GIVEN PROBLEM. Transcribe the records below exactly as they appear, omitting any pictures.

[Stored dataset items]

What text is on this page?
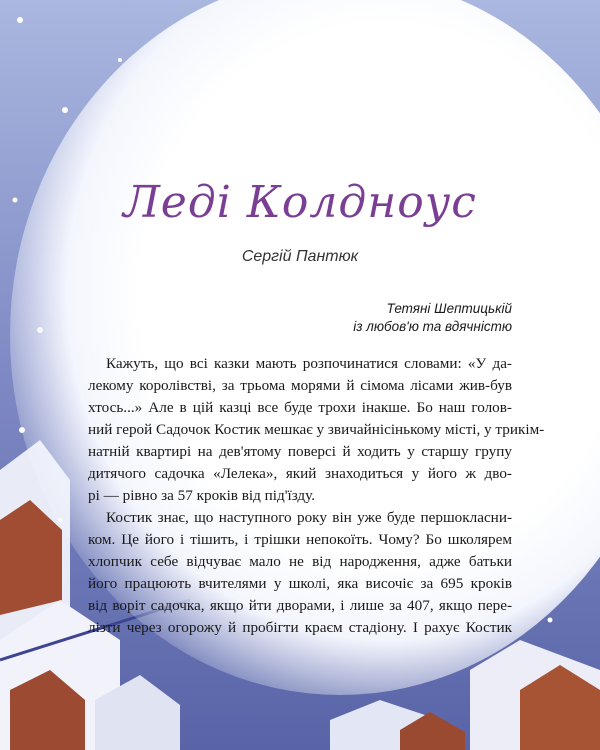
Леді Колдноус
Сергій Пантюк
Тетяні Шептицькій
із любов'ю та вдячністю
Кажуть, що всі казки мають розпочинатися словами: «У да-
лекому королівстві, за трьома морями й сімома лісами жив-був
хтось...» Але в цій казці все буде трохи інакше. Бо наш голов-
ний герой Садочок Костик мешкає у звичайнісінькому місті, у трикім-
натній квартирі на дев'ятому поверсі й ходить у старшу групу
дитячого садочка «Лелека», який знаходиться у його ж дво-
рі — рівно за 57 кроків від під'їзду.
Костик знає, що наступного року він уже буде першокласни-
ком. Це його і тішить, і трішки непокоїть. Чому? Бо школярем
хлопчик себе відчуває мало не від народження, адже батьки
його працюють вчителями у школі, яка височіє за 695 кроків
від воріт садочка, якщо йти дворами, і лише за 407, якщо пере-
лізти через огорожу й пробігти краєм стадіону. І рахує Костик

THE COMPLETED TASK.
What text is on this page?
Леді Колдноус
Сергій Пантюк
Тетяні Шептицькій
із любов'ю та вдячністю
Кажуть, що всі казки мають розпочинатися словами: «У да-
лекому королівстві, за трьома морями й сімома лісами жив-був
хтось...» Але в цій казці все буде трохи інакше. Бо наш голов-
ний герой Садочок Костик мешкає у звичайнісінькому місті, у трикім-
натній квартирі на дев'ятому поверсі й ходить у старшу групу
дитячого садочка «Лелека», який знаходиться у його ж дво-
рі — рівно за 57 кроків від під'їзду.
Костик знає, що наступного року він уже буде першокласни-
ком. Це його і тішить, і трішки непокоїть. Чому? Бо школярем
хлопчик себе відчуває мало не від народження, адже батьки
його працюють вчителями у школі, яка височіє за 695 кроків
від воріт садочка, якщо йти дворами, і лише за 407, якщо пере-
лізти через огорожу й пробігти краєм стадіону. І рахує Костик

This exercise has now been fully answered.